# EXERCISE
Look for the word "tygodnia" in the entries below, then copy every line that has it.

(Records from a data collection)
....................

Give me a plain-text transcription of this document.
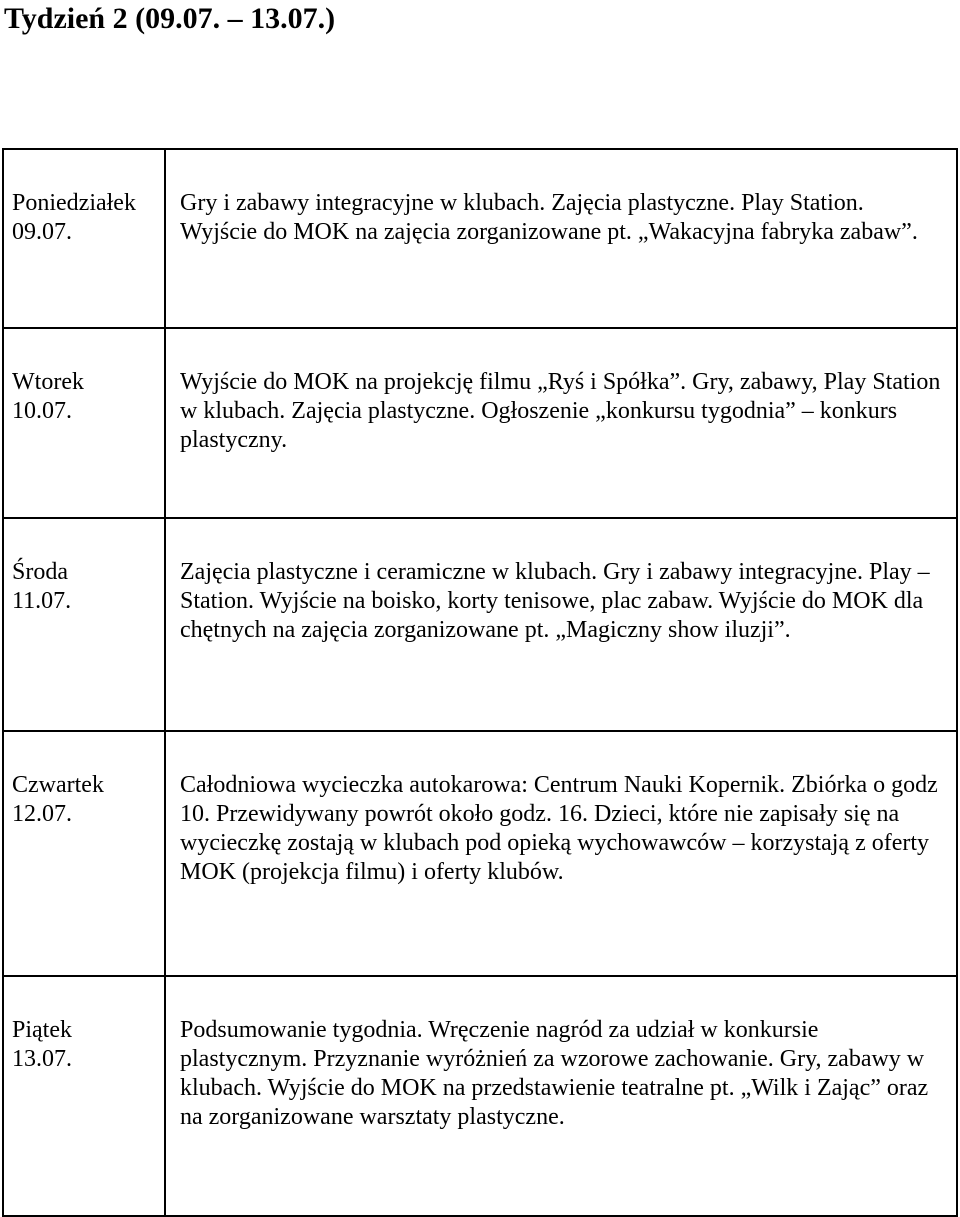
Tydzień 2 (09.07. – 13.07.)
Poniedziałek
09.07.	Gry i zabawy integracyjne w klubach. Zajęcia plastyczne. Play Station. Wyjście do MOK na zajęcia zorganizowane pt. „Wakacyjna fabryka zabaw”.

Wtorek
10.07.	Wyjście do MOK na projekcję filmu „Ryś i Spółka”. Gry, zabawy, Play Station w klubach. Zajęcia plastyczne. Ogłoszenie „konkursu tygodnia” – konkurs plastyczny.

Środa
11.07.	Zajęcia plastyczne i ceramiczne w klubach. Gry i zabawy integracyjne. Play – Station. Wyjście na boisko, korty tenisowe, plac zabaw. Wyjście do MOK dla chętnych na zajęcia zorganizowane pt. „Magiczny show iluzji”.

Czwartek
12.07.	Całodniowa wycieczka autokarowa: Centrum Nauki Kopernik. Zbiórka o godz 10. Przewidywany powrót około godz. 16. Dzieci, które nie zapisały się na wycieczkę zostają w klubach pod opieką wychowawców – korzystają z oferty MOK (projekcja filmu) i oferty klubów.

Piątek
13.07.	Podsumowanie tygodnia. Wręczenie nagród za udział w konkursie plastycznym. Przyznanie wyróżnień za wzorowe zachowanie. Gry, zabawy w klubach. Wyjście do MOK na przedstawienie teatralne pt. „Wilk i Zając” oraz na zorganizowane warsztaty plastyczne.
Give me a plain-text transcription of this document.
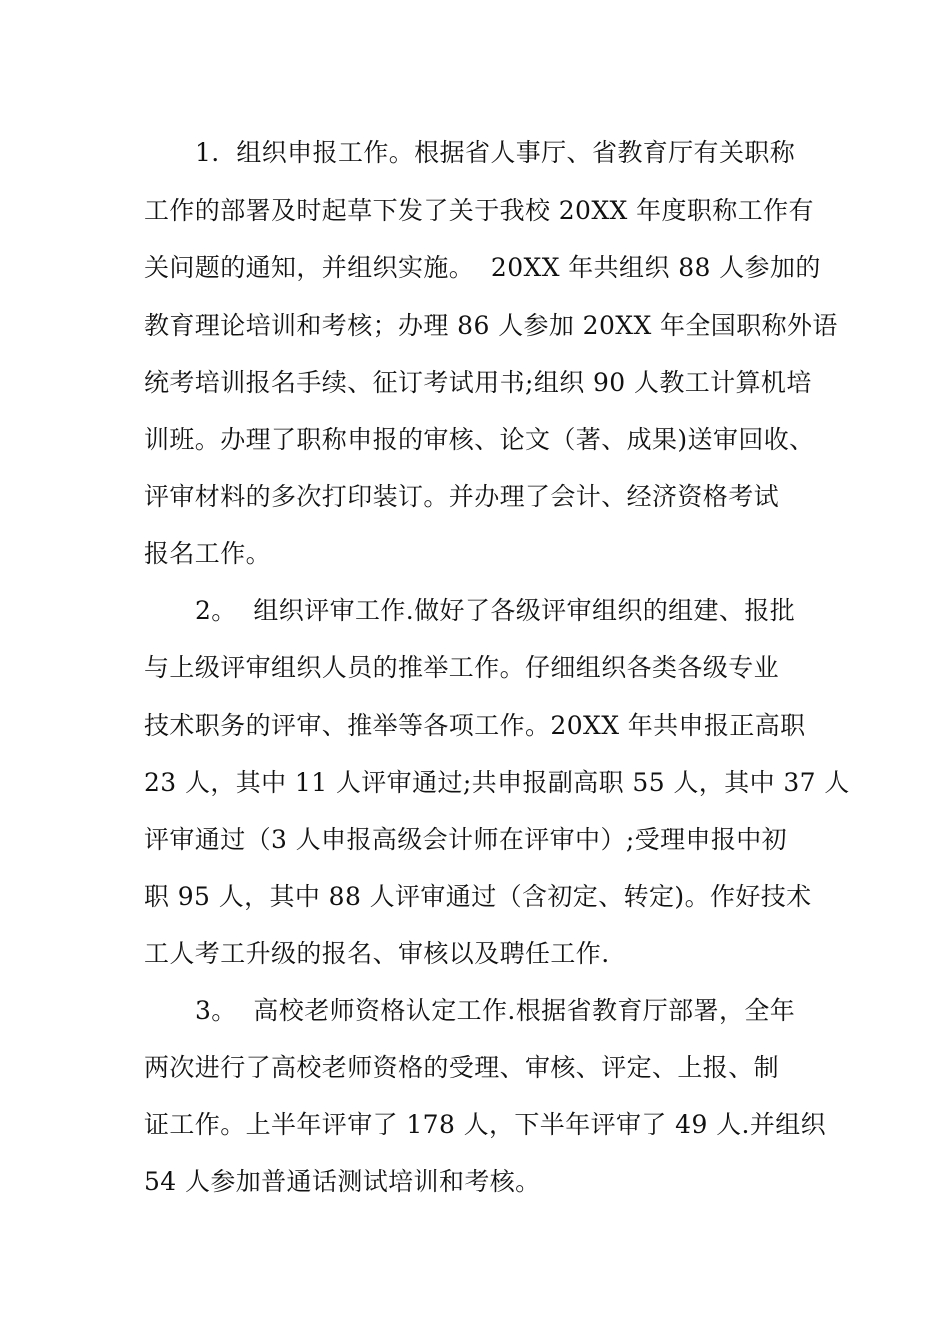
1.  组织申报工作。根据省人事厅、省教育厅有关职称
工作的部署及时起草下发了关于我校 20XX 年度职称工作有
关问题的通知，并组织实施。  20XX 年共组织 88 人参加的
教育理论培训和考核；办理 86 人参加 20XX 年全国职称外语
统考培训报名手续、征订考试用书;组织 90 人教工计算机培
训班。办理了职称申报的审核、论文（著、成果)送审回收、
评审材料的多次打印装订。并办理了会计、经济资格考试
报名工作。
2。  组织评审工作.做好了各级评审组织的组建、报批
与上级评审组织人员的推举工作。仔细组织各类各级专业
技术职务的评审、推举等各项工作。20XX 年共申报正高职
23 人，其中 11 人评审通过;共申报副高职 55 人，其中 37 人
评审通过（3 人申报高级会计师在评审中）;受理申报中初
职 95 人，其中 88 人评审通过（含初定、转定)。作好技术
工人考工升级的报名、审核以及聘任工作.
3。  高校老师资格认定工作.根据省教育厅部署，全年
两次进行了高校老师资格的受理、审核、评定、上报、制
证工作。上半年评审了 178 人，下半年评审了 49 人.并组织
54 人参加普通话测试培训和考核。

....................

# ANSWER TO THIS TASK
10.07.	Wyjście do MOK na projekcję filmu „Ryś i Spółka”. Gry, zabawy, Play Station w klubach. Zajęcia plastyczne. Ogłoszenie „konkursu tygodnia” – konkurs plastyczny.
13.07.	Podsumowanie tygodnia. Wręczenie nagród za udział w konkursie plastycznym. Przyznanie wyróżnień za wzorowe zachowanie. Gry, zabawy w klubach. Wyjście do MOK na przedstawienie teatralne pt. „Wilk i Zając” oraz na zorganizowane warsztaty plastyczne.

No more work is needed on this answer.